> Data supplied
=======
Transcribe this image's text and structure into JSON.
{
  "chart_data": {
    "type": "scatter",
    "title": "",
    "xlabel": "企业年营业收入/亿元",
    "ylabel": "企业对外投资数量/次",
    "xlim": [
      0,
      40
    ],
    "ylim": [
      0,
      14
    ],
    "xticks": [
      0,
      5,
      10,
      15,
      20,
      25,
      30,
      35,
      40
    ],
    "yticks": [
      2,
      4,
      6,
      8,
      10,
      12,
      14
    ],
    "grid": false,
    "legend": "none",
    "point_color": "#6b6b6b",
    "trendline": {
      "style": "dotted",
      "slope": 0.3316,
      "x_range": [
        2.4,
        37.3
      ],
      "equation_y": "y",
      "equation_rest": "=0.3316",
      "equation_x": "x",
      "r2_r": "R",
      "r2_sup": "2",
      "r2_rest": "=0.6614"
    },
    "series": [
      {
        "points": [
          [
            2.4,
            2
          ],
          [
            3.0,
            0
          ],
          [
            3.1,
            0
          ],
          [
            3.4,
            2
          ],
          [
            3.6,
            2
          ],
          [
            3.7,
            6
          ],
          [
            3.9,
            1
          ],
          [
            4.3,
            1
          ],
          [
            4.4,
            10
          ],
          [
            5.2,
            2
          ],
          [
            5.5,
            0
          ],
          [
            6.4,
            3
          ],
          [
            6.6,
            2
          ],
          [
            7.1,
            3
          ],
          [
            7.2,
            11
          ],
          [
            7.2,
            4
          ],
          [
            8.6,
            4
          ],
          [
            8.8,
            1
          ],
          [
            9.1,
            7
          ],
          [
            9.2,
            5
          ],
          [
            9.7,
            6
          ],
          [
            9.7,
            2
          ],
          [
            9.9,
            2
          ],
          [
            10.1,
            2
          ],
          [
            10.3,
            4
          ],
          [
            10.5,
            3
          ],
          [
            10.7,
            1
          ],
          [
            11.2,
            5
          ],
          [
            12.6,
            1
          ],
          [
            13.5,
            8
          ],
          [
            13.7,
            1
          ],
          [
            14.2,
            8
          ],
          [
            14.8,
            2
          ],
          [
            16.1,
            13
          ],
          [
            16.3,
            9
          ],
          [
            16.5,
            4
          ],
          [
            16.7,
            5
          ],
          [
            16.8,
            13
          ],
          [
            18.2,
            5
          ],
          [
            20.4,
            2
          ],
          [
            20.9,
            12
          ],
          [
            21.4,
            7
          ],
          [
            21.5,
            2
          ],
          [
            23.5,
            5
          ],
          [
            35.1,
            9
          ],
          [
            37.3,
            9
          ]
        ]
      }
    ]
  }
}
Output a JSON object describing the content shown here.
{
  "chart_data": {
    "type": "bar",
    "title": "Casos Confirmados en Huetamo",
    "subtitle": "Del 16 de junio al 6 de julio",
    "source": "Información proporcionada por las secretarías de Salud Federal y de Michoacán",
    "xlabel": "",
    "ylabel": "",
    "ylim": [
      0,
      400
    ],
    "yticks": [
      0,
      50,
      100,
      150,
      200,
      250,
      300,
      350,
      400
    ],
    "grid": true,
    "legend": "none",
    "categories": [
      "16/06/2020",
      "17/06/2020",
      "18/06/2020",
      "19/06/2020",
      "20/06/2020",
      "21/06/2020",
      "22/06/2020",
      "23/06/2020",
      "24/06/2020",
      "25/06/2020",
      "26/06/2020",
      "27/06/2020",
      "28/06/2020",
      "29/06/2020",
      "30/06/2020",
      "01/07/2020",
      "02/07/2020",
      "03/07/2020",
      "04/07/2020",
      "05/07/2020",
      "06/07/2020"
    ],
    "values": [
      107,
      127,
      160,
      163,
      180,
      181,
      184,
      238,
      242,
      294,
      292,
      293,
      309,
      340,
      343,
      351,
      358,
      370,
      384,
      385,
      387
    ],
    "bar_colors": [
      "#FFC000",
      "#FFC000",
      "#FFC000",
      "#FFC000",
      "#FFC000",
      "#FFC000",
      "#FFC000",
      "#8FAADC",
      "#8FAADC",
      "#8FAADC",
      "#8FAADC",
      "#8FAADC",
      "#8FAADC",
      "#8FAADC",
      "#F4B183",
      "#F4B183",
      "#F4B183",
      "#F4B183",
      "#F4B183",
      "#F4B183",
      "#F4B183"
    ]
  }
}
=======
> Aim of the exercise
Repeat the data above, word for word.

> Task result
Transcribe this image's text and structure into JSON.
{
  "chart_data": {
    "type": "scatter",
    "title": "",
    "xlabel": "企业年营业收入/亿元",
    "ylabel": "企业对外投资数量/次",
    "xlim": [
      0,
      40
    ],
    "ylim": [
      0,
      14
    ],
    "xticks": [
      0,
      5,
      10,
      15,
      20,
      25,
      30,
      35,
      40
    ],
    "yticks": [
      2,
      4,
      6,
      8,
      10,
      12,
      14
    ],
    "grid": false,
    "legend": "none",
    "point_color": "#6b6b6b",
    "trendline": {
      "style": "dotted",
      "slope": 0.3316,
      "x_range": [
        2.4,
        37.3
      ],
      "equation_y": "y",
      "equation_rest": "=0.3316",
      "equation_x": "x",
      "r2_r": "R",
      "r2_sup": "2",
      "r2_rest": "=0.6614"
    },
    "series": [
      {
        "points": [
          [
            2.4,
            2
          ],
          [
            3.0,
            0
          ],
          [
            3.1,
            0
          ],
          [
            3.4,
            2
          ],
          [
            3.6,
            2
          ],
          [
            3.7,
            6
          ],
          [
            3.9,
            1
          ],
          [
            4.3,
            1
          ],
          [
            4.4,
            10
          ],
          [
            5.2,
            2
          ],
          [
            5.5,
            0
          ],
          [
            6.4,
            3
          ],
          [
            6.6,
            2
          ],
          [
            7.1,
            3
          ],
          [
            7.2,
            11
          ],
          [
            7.2,
            4
          ],
          [
            8.6,
            4
          ],
          [
            8.8,
            1
          ],
          [
            9.1,
            7
          ],
          [
            9.2,
            5
          ],
          [
            9.7,
            6
          ],
          [
            9.7,
            2
          ],
          [
            9.9,
            2
          ],
          [
            10.1,
            2
          ],
          [
            10.3,
            4
          ],
          [
            10.5,
            3
          ],
          [
            10.7,
            1
          ],
          [
            11.2,
            5
          ],
          [
            12.6,
            1
          ],
          [
            13.5,
            8
          ],
          [
            13.7,
            1
          ],
          [
            14.2,
            8
          ],
          [
            14.8,
            2
          ],
          [
            16.1,
            13
          ],
          [
            16.3,
            9
          ],
          [
            16.5,
            4
          ],
          [
            16.7,
            5
          ],
          [
            16.8,
            13
          ],
          [
            18.2,
            5
          ],
          [
            20.4,
            2
          ],
          [
            20.9,
            12
          ],
          [
            21.4,
            7
          ],
          [
            21.5,
            2
          ],
          [
            23.5,
            5
          ],
          [
            35.1,
            9
          ],
          [
            37.3,
            9
          ]
        ]
      }
    ]
  }
}
Output a JSON object describing the content shown here.
{
  "chart_data": {
    "type": "bar",
    "title": "Casos Confirmados en Huetamo",
    "subtitle": "Del 16 de junio al 6 de julio",
    "source": "Información proporcionada por las secretarías de Salud Federal y de Michoacán",
    "xlabel": "",
    "ylabel": "",
    "ylim": [
      0,
      400
    ],
    "yticks": [
      0,
      50,
      100,
      150,
      200,
      250,
      300,
      350,
      400
    ],
    "grid": true,
    "legend": "none",
    "categories": [
      "16/06/2020",
      "17/06/2020",
      "18/06/2020",
      "19/06/2020",
      "20/06/2020",
      "21/06/2020",
      "22/06/2020",
      "23/06/2020",
      "24/06/2020",
      "25/06/2020",
      "26/06/2020",
      "27/06/2020",
      "28/06/2020",
      "29/06/2020",
      "30/06/2020",
      "01/07/2020",
      "02/07/2020",
      "03/07/2020",
      "04/07/2020",
      "05/07/2020",
      "06/07/2020"
    ],
    "values": [
      107,
      127,
      160,
      163,
      180,
      181,
      184,
      238,
      242,
      294,
      292,
      293,
      309,
      340,
      343,
      351,
      358,
      370,
      384,
      385,
      387
    ],
    "bar_colors": [
      "#FFC000",
      "#FFC000",
      "#FFC000",
      "#FFC000",
      "#FFC000",
      "#FFC000",
      "#FFC000",
      "#8FAADC",
      "#8FAADC",
      "#8FAADC",
      "#8FAADC",
      "#8FAADC",
      "#8FAADC",
      "#8FAADC",
      "#F4B183",
      "#F4B183",
      "#F4B183",
      "#F4B183",
      "#F4B183",
      "#F4B183",
      "#F4B183"
    ]
  }
}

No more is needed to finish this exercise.